:: Texto proporcionado ::
Cuatro pasajes inolvidables marcan las dos horas largas de esta historia desgarradora y apocalíptica. En primer lugar, los cuerpos apilados en un discreto rincón de una aldea, no ya tanto por el descubrimiento mismo, en sí suficientemente impactante, sino por la forma en que Klimov lo presenta al espectador, casi como por azar, como parte del paisaje, como un horror sobrevenido en medio de un entorno rural por lo demás inalterado, de campos verdes, vacas pastando y casas de madera en las que todavía arden los fuegos en los hogares y la comida y la bebida están servidos en las mesas de comedor. En segundo término, el pelele con la efigie de Hitler que los soldados soviéticos construyen para que las madres, esposas, hijas, nietas, hermanas, novias…, puedan dar rienda suelta a su odio y su rencor, y la sucesiva aventura de la vaca que tiene lugar en el campo de minas, y su terrible conclusión, tanto o más horrible que descubrir los muslos ensangrentados y escocidos de una muchacha obligada a subir a un camión de soldados alemanes y violada múltiples veces antes de ser arrojada sin contemplaciones. Por último, la acción brutal del batallón alemán de ejecución en una de las aldeas, la concentración de la población en la iglesia del lugar y la puesta en práctica, sin ahorrar detalles, de la política de aniquilación y exterminio ordenada por las SS. Todo este tramo final viene subrayado por dos epílogos. Uno general, cuando las tropas soviéticas, la unidad de la que el muchacho se ha visto privado casi desde el principio de la historia, puede proyectar sobre los enemigos capturados todo el odio y el horror acumulado; uno particular, cuando la efigie del pelele, un retrato de Hitler, yace en un charco y el joven, por fin, puede realizar sus primeros disparos de verdad.

:: Tareas a realizar ::
**a)** Convierte en una lista breve el párrafo del texto sobre la película de Klimov que empieza con "Cuatro pasajes inolvidables", conservando sus datos principales.
**b)** Continúa el texto sobre la película de Klimov a partir de su última oración.
Las filas no hacen falta para resolver ninguna de las tareas.

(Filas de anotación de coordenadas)
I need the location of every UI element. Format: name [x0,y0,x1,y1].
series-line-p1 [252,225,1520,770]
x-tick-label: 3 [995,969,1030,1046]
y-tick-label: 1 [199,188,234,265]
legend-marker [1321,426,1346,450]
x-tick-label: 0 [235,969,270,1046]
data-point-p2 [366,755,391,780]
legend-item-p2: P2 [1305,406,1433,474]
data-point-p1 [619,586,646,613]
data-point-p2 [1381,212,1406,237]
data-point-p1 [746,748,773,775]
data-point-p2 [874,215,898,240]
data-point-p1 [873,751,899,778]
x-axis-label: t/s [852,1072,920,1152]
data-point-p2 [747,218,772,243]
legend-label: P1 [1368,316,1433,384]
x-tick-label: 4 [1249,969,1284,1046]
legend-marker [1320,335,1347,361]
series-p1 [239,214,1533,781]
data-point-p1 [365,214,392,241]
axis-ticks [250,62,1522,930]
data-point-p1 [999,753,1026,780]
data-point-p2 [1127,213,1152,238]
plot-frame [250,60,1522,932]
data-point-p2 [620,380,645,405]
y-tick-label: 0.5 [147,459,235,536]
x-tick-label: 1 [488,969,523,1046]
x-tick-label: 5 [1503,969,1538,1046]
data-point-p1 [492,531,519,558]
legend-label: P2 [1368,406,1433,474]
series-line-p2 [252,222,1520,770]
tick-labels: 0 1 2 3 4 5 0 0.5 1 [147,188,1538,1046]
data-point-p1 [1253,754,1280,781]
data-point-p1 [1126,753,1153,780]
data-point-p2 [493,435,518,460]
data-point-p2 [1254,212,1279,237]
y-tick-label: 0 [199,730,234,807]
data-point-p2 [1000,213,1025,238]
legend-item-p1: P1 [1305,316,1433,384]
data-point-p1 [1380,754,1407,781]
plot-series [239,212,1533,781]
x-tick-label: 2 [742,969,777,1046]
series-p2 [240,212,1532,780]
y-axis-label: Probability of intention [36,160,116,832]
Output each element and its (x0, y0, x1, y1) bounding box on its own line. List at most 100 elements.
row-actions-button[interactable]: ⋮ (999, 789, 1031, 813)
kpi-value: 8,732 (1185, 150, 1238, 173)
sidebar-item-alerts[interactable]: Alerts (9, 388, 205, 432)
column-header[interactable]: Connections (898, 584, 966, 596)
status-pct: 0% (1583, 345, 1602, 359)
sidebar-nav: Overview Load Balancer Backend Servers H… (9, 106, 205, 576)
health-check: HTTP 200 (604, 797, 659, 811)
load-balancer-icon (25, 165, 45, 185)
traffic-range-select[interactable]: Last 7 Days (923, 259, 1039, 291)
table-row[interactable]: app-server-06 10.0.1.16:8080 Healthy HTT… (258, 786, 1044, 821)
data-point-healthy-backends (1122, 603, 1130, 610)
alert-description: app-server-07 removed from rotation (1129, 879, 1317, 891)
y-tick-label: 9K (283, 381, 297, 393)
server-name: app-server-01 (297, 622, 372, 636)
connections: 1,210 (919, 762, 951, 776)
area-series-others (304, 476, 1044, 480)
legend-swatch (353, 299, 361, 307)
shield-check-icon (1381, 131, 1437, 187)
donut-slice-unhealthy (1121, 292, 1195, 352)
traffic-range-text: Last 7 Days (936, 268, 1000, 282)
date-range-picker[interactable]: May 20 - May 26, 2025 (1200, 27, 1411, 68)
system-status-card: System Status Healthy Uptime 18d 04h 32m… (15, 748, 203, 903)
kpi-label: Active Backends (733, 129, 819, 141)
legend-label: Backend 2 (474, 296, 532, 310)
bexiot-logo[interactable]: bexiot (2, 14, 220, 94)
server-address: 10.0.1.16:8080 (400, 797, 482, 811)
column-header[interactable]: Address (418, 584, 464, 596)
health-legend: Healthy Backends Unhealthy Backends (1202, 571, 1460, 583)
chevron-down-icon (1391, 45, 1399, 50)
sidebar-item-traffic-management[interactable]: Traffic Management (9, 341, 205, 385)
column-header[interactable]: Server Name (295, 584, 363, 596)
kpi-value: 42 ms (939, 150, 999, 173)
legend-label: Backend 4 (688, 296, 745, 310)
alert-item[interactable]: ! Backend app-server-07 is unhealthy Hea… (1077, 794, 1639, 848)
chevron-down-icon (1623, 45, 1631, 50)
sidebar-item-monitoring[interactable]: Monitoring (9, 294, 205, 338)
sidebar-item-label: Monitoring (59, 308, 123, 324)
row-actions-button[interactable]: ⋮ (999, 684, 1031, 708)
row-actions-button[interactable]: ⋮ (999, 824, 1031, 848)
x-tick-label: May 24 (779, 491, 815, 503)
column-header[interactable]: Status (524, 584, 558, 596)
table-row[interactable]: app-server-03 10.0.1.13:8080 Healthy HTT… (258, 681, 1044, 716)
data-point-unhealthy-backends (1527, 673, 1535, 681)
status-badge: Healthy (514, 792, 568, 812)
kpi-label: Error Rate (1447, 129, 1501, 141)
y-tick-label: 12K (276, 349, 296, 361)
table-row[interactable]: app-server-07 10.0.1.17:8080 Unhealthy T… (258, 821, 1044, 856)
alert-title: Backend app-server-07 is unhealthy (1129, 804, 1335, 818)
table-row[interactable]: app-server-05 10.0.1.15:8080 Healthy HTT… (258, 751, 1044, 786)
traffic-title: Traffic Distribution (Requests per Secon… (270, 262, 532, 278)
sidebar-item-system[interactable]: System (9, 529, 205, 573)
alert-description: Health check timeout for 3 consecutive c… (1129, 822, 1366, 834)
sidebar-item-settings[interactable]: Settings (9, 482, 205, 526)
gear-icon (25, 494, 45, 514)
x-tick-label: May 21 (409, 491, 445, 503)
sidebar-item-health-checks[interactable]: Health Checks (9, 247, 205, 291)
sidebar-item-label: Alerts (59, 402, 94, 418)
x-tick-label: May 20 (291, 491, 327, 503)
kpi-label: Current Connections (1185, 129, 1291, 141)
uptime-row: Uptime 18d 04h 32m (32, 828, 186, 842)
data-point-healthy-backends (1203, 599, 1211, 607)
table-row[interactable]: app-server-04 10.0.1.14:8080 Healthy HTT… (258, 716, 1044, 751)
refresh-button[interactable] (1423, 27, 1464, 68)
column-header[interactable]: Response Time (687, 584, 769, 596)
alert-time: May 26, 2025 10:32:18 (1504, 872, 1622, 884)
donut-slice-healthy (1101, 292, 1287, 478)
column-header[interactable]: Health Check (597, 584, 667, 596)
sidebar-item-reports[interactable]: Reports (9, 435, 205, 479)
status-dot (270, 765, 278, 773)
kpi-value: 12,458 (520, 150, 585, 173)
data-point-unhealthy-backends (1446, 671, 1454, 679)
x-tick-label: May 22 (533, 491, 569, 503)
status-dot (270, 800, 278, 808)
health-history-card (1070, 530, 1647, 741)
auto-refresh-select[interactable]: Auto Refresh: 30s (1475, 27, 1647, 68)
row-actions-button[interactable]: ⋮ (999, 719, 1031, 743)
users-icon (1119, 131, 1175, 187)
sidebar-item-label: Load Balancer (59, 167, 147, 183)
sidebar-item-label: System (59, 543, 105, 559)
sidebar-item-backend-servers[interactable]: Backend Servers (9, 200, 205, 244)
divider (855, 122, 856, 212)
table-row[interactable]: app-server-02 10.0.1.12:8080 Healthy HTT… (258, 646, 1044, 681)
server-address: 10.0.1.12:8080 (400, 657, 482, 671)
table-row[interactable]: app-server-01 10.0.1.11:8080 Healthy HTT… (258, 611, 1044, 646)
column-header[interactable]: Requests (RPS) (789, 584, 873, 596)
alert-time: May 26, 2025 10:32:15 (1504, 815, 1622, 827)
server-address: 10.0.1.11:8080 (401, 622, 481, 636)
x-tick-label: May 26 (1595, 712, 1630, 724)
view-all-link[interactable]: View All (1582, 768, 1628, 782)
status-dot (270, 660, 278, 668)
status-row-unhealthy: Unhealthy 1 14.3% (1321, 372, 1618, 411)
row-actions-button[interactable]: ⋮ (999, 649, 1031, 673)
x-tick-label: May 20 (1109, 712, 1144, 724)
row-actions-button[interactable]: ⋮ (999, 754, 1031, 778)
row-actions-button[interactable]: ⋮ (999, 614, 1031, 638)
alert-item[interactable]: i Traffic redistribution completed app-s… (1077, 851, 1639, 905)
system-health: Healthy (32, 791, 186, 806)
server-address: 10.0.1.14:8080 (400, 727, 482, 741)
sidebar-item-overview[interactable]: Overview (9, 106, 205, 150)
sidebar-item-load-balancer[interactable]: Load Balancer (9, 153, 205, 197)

:: Resultados esperados ::
**a)**
Cuatro pasajes marcan las dos horas largas de la historia:
- Los cuerpos apilados en un rincón de una aldea. Klimov los presenta casi como por azar, como parte de un paisaje rural que por lo demás sigue inalterado.
- El pelele con la efigie de Hitler. Los soldados soviéticos lo construyen para que las mujeres den rienda suelta a su odio y su rencor.
- La aventura de la vaca en el campo de minas. Su terrible conclusión es tanto o más horrible que los muslos ensangrentados de una muchacha violada por soldados alemanes y arrojada del camión.
- La acción del batallón alemán de ejecución en una aldea. La población es concentrada en la iglesia y se aplica, sin ahorrar detalles, el exterminio ordenado por las SS.

El tramo final tiene dos epílogos:
- Uno general, en el que las tropas soviéticas proyectan su odio y su horror sobre los enemigos capturados.
- Uno particular, en el que el retrato de Hitler yace en un charco y el joven realiza por fin sus primeros disparos de verdad.

**b)**
Inolvidable combinación de realismo documental y de cine poético, su antibelicismo surge de su capacidad para destrozar al espectador y superar sus expectativas en la misma medida que ha acabado con la inocencia y los delirios de grandeza de su protagonista. La imposible indiferencia ante la película se extrapola a la imposible indiferencia que el público, a poca sensibilidad que posea, ha de sentir ante la posibilidad de pensar de nuevo en la guerra en términos de la heroica ficción en que el cine la ha representado en otras épocas y otras geografías. El «ven y mira» del título original y del subtítulo español es una invitación a comprender y a aprender, y también a la militancia y a la beligerancia, no para cerrar filas con un bando ideológico concreto, ni siquiera para el promotor de esta película conmemorativa, sino, en todo caso, para hacerlo en el único bando posible, el contrario a que la guerra siga siendo considerada como una herramienta váida y aceptada para la resolución de conflictos. Porque la guerra siempre es el conflicto, el mayor de todos, y nunca la solución. La prueba de que los supervivientes también son, en cierto modo, muertos de la guerra, está plasmada en el destruido rostro de Alexei Kravchenko, que queda para siempre imperturbable en la memoria del espectador.

Maquinaria de muerte: Rey y patria (King and Country, Joseph Losey, 1964)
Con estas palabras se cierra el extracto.